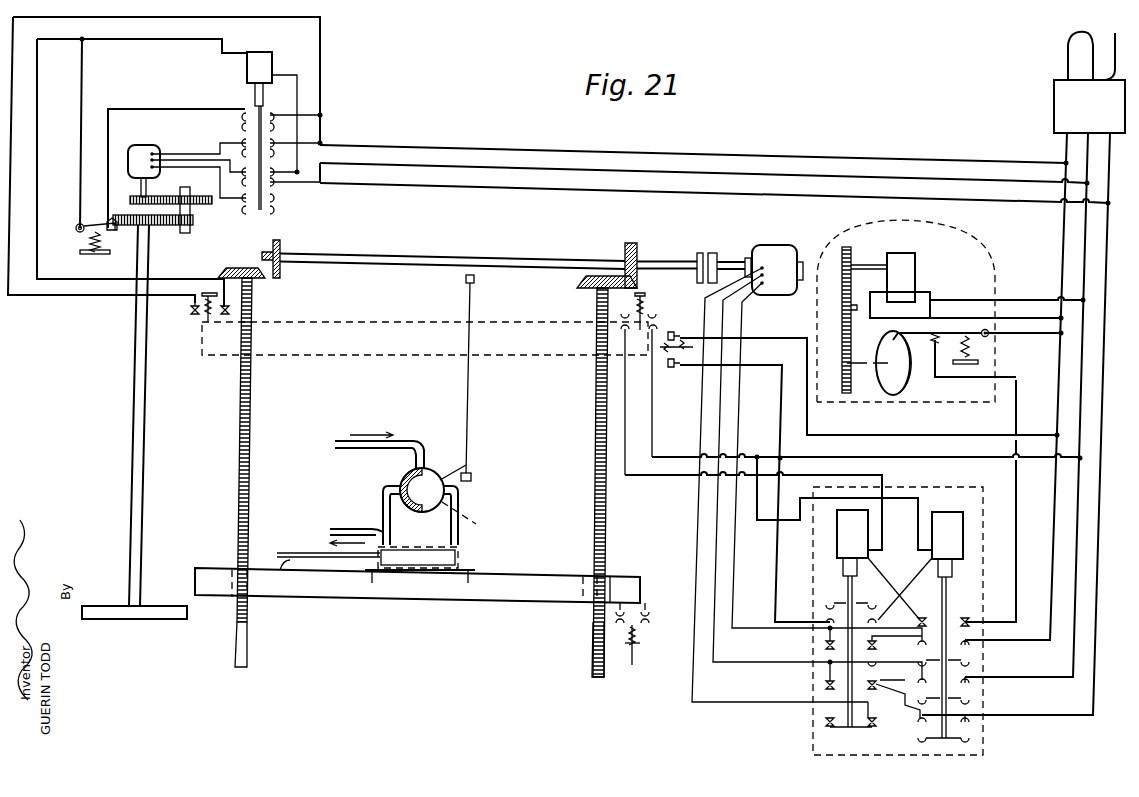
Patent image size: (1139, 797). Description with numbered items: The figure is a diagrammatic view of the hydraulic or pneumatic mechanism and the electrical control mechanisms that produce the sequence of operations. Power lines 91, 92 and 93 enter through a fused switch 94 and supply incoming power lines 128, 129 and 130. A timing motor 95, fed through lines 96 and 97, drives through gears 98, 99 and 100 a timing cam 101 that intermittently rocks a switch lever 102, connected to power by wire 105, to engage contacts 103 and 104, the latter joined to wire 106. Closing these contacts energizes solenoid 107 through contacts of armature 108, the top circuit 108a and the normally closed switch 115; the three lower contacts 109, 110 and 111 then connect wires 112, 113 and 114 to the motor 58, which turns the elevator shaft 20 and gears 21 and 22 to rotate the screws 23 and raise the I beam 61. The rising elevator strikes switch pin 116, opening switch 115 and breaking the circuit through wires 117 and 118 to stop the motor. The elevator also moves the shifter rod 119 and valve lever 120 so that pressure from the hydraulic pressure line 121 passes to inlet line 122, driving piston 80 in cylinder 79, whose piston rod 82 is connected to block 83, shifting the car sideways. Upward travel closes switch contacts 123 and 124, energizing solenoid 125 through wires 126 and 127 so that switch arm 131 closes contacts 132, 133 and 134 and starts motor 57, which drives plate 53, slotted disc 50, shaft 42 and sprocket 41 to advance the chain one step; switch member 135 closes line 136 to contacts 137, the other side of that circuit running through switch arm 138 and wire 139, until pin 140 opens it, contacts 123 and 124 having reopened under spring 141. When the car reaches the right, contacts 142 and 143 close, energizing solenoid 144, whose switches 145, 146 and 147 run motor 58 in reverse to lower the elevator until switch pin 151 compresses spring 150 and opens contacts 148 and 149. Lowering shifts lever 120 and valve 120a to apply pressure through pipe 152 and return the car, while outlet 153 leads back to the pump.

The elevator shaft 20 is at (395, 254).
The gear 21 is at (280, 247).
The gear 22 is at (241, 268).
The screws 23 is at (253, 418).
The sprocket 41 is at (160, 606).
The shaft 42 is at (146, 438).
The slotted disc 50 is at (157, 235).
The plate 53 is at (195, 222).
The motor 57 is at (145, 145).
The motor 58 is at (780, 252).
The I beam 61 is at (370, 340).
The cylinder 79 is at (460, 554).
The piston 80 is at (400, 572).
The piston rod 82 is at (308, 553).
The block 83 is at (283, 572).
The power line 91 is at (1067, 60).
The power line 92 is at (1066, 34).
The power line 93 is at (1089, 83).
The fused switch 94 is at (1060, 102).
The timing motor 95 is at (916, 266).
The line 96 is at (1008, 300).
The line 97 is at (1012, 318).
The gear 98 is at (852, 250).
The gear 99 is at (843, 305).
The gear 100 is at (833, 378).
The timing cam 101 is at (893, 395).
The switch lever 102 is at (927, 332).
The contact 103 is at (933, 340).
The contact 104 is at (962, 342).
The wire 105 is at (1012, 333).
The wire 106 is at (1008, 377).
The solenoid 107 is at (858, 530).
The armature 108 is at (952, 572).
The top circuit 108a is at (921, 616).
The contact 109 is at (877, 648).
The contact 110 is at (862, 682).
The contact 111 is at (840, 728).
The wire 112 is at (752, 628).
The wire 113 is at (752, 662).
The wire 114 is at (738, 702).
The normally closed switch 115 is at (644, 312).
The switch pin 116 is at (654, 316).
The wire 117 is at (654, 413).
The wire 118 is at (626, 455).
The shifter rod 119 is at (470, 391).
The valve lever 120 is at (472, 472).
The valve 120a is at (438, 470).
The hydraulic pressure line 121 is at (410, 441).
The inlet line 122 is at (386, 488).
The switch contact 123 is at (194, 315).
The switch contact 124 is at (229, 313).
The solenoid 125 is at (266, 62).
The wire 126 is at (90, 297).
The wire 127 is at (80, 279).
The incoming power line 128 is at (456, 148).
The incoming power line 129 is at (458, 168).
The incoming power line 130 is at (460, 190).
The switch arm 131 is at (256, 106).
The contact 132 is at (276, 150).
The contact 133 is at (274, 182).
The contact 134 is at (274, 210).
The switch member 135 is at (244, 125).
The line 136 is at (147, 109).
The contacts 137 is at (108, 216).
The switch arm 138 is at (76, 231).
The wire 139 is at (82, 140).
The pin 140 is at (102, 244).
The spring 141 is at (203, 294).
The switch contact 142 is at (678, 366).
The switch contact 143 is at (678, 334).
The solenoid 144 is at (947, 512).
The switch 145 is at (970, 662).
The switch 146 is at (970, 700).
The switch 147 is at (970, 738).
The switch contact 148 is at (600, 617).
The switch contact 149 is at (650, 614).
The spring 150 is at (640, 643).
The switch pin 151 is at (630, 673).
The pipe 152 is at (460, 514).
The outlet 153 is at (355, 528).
◇ ◇ ◇ ◇ ◇
Problem details: Reproduce every line of the records above word for word, omitting the pictures.

Task solution:
Patent image size: (1139, 797). Description with numbered items: The figure is a diagrammatic view of the hydraulic or pneumatic mechanism and the electrical control mechanisms that produce the sequence of operations. Power lines 91, 92 and 93 enter through a fused switch 94 and supply incoming power lines 128, 129 and 130. A timing motor 95, fed through lines 96 and 97, drives through gears 98, 99 and 100 a timing cam 101 that intermittently rocks a switch lever 102, connected to power by wire 105, to engage contacts 103 and 104, the latter joined to wire 106. Closing these contacts energizes solenoid 107 through contacts of armature 108, the top circuit 108a and the normally closed switch 115; the three lower contacts 109, 110 and 111 then connect wires 112, 113 and 114 to the motor 58, which turns the elevator shaft 20 and gears 21 and 22 to rotate the screws 23 and raise the I beam 61. The rising elevator strikes switch pin 116, opening switch 115 and breaking the circuit through wires 117 and 118 to stop the motor. The elevator also moves the shifter rod 119 and valve lever 120 so that pressure from the hydraulic pressure line 121 passes to inlet line 122, driving piston 80 in cylinder 79, whose piston rod 82 is connected to block 83, shifting the car sideways. Upward travel closes switch contacts 123 and 124, energizing solenoid 125 through wires 126 and 127 so that switch arm 131 closes contacts 132, 133 and 134 and starts motor 57, which drives plate 53, slotted disc 50, shaft 42 and sprocket 41 to advance the chain one step; switch member 135 closes line 136 to contacts 137, the other side of that circuit running through switch arm 138 and wire 139, until pin 140 opens it, contacts 123 and 124 having reopened under spring 141. When the car reaches the right, contacts 142 and 143 close, energizing solenoid 144, whose switches 145, 146 and 147 run motor 58 in reverse to lower the elevator until switch pin 151 compresses spring 150 and opens contacts 148 and 149. Lowering shifts lever 120 and valve 120a to apply pressure through pipe 152 and return the car, while outlet 153 leads back to the pump.

The elevator shaft 20 is at (395, 254).
The gear 21 is at (280, 247).
The gear 22 is at (241, 268).
The screws 23 is at (253, 418).
The sprocket 41 is at (160, 606).
The shaft 42 is at (146, 438).
The slotted disc 50 is at (157, 235).
The plate 53 is at (195, 222).
The motor 57 is at (145, 145).
The motor 58 is at (780, 252).
The I beam 61 is at (370, 340).
The cylinder 79 is at (460, 554).
The piston 80 is at (400, 572).
The piston rod 82 is at (308, 553).
The block 83 is at (283, 572).
The power line 91 is at (1067, 60).
The power line 92 is at (1066, 34).
The power line 93 is at (1089, 83).
The fused switch 94 is at (1060, 102).
The timing motor 95 is at (916, 266).
The line 96 is at (1008, 300).
The line 97 is at (1012, 318).
The gear 98 is at (852, 250).
The gear 99 is at (843, 305).
The gear 100 is at (833, 378).
The timing cam 101 is at (893, 395).
The switch lever 102 is at (927, 332).
The contact 103 is at (933, 340).
The contact 104 is at (962, 342).
The wire 105 is at (1012, 333).
The wire 106 is at (1008, 377).
The solenoid 107 is at (858, 530).
The armature 108 is at (952, 572).
The top circuit 108a is at (921, 616).
The contact 109 is at (877, 648).
The contact 110 is at (862, 682).
The contact 111 is at (840, 728).
The wire 112 is at (752, 628).
The wire 113 is at (752, 662).
The wire 114 is at (738, 702).
The normally closed switch 115 is at (644, 312).
The switch pin 116 is at (654, 316).
The wire 117 is at (654, 413).
The wire 118 is at (626, 455).
The shifter rod 119 is at (470, 391).
The valve lever 120 is at (472, 472).
The valve 120a is at (438, 470).
The hydraulic pressure line 121 is at (410, 441).
The inlet line 122 is at (386, 488).
The switch contact 123 is at (194, 315).
The switch contact 124 is at (229, 313).
The solenoid 125 is at (266, 62).
The wire 126 is at (90, 297).
The wire 127 is at (80, 279).
The incoming power line 128 is at (456, 148).
The incoming power line 129 is at (458, 168).
The incoming power line 130 is at (460, 190).
The switch arm 131 is at (256, 106).
The contact 132 is at (276, 150).
The contact 133 is at (274, 182).
The contact 134 is at (274, 210).
The switch member 135 is at (244, 125).
The line 136 is at (147, 109).
The contacts 137 is at (108, 216).
The switch arm 138 is at (76, 231).
The wire 139 is at (82, 140).
The pin 140 is at (102, 244).
The spring 141 is at (203, 294).
The switch contact 142 is at (678, 366).
The switch contact 143 is at (678, 334).
The solenoid 144 is at (947, 512).
The switch 145 is at (970, 662).
The switch 146 is at (970, 700).
The switch 147 is at (970, 738).
The switch contact 148 is at (600, 617).
The switch contact 149 is at (650, 614).
The spring 150 is at (640, 643).
The switch pin 151 is at (630, 673).
The pipe 152 is at (460, 514).
The outlet 153 is at (355, 528).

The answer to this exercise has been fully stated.